===== RECORDED INFORMATION =====
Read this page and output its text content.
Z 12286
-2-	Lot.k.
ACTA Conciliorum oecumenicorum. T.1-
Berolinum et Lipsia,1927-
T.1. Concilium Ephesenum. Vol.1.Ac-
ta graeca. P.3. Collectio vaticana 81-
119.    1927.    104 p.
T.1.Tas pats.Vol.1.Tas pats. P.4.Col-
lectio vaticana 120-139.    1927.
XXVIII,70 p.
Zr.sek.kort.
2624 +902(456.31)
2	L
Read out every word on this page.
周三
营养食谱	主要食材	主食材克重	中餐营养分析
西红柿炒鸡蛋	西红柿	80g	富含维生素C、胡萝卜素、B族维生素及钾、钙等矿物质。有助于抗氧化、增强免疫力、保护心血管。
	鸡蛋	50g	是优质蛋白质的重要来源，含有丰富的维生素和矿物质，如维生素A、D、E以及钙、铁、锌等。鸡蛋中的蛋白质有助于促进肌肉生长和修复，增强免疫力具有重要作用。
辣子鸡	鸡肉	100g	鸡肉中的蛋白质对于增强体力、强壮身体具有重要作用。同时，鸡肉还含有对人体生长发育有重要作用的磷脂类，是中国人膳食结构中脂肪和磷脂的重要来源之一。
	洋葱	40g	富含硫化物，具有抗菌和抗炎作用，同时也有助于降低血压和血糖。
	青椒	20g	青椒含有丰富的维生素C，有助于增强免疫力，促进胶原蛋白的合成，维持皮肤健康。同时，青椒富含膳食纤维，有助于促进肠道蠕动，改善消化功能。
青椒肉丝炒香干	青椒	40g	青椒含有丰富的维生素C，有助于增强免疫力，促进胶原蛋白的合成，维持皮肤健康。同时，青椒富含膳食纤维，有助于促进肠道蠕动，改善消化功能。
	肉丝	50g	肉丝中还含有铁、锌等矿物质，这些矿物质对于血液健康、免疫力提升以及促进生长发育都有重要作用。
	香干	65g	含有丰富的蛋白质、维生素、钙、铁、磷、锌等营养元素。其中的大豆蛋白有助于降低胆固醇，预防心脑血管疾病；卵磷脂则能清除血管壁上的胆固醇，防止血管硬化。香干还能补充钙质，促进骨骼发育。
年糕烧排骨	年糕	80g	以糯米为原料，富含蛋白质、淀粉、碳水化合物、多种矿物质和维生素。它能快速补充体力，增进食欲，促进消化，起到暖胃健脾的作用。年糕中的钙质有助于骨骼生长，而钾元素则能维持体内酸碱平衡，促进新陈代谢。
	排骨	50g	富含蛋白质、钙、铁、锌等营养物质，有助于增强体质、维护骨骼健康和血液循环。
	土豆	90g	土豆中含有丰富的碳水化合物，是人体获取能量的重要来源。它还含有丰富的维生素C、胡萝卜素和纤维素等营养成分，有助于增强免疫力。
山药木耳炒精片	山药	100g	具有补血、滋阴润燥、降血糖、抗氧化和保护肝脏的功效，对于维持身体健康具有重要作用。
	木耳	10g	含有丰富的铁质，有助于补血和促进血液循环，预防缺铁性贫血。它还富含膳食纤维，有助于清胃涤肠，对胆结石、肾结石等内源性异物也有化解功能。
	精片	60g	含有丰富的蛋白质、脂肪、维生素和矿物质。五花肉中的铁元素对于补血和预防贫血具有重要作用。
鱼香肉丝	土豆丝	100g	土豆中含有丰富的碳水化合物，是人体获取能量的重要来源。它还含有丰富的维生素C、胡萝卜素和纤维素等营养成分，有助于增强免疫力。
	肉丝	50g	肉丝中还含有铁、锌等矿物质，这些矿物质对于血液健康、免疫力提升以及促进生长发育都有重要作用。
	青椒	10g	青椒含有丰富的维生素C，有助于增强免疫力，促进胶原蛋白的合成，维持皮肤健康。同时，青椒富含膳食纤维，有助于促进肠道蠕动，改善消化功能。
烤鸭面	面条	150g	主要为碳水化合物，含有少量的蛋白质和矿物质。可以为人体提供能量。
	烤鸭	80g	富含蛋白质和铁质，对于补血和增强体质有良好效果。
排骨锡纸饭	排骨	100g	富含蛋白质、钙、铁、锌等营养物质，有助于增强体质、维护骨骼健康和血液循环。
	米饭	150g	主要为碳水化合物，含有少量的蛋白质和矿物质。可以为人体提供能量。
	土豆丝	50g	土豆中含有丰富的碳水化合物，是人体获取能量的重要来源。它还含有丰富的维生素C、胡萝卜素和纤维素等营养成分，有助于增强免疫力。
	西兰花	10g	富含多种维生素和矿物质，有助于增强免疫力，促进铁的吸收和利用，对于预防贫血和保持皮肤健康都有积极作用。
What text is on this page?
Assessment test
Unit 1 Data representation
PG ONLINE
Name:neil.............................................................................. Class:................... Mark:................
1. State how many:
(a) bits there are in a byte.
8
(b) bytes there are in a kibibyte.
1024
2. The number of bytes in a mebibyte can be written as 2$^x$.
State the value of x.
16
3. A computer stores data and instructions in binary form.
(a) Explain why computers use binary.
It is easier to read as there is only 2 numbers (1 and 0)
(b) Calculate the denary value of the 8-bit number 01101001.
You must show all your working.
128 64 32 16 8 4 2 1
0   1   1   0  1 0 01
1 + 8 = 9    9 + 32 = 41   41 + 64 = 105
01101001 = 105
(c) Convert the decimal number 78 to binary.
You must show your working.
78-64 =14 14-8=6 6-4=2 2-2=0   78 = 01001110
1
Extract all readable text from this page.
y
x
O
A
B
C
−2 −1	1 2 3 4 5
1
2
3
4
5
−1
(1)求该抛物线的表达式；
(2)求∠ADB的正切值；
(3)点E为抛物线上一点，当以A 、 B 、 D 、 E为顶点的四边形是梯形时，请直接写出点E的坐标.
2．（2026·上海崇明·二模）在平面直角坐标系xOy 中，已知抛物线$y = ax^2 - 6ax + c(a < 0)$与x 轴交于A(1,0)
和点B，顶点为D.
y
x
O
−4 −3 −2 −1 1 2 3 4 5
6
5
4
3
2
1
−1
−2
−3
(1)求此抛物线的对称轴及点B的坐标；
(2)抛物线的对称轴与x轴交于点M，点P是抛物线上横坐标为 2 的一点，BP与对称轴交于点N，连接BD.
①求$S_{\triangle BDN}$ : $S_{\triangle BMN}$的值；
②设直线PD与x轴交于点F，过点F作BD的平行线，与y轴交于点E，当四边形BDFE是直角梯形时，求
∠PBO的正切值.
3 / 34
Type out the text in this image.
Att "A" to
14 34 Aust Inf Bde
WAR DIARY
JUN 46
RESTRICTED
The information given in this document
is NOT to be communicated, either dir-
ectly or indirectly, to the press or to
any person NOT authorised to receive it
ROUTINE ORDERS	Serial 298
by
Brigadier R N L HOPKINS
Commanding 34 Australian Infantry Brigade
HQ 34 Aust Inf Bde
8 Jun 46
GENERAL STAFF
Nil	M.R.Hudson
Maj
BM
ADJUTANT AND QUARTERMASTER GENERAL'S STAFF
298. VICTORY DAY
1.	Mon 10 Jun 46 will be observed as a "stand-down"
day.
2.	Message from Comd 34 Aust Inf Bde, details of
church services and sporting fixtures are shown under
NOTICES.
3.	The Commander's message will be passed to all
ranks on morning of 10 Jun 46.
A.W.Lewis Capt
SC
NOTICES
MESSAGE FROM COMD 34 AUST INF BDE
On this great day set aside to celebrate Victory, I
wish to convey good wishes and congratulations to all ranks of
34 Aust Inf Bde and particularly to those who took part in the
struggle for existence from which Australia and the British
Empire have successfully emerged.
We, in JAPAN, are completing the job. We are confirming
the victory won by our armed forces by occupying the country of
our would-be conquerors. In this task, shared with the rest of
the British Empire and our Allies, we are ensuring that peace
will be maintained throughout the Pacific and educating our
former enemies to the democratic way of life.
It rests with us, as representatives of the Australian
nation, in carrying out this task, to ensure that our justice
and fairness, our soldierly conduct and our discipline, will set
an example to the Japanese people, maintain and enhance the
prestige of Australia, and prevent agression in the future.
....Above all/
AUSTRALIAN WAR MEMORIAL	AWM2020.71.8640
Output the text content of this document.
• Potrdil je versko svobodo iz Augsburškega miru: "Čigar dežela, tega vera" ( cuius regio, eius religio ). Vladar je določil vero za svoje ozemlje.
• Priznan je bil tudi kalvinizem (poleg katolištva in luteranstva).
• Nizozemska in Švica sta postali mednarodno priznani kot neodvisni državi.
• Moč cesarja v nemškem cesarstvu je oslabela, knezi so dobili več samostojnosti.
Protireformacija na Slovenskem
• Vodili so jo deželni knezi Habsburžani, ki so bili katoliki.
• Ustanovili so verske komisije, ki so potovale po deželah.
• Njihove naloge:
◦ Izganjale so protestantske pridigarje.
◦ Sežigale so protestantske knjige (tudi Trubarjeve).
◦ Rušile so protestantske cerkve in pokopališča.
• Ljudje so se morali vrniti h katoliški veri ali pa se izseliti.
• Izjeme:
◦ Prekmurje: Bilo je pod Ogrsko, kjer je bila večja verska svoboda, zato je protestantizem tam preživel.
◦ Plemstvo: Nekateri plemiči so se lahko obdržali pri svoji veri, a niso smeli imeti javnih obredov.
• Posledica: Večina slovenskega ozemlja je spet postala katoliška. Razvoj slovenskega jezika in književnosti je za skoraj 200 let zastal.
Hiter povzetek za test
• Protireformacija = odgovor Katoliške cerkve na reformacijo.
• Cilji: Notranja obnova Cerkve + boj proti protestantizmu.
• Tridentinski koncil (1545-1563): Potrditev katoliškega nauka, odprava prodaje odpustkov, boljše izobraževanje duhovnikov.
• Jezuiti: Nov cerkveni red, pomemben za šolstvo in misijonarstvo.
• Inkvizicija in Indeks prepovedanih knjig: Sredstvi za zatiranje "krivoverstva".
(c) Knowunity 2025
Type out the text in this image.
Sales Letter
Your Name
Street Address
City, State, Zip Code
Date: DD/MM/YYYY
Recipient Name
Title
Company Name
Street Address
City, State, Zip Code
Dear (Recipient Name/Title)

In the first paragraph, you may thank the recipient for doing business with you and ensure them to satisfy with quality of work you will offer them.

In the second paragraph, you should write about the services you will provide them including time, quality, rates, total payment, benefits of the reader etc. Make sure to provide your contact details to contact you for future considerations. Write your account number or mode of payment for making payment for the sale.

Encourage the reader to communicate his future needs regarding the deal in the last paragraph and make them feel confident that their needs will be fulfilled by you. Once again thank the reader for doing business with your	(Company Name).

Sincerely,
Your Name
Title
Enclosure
=====
_AIM OF THE EXERCISE_
Of the lines in the material, how many contain the word "tudi"? Reply with the number and nothing else.

_RESULT OF THE TASK_
2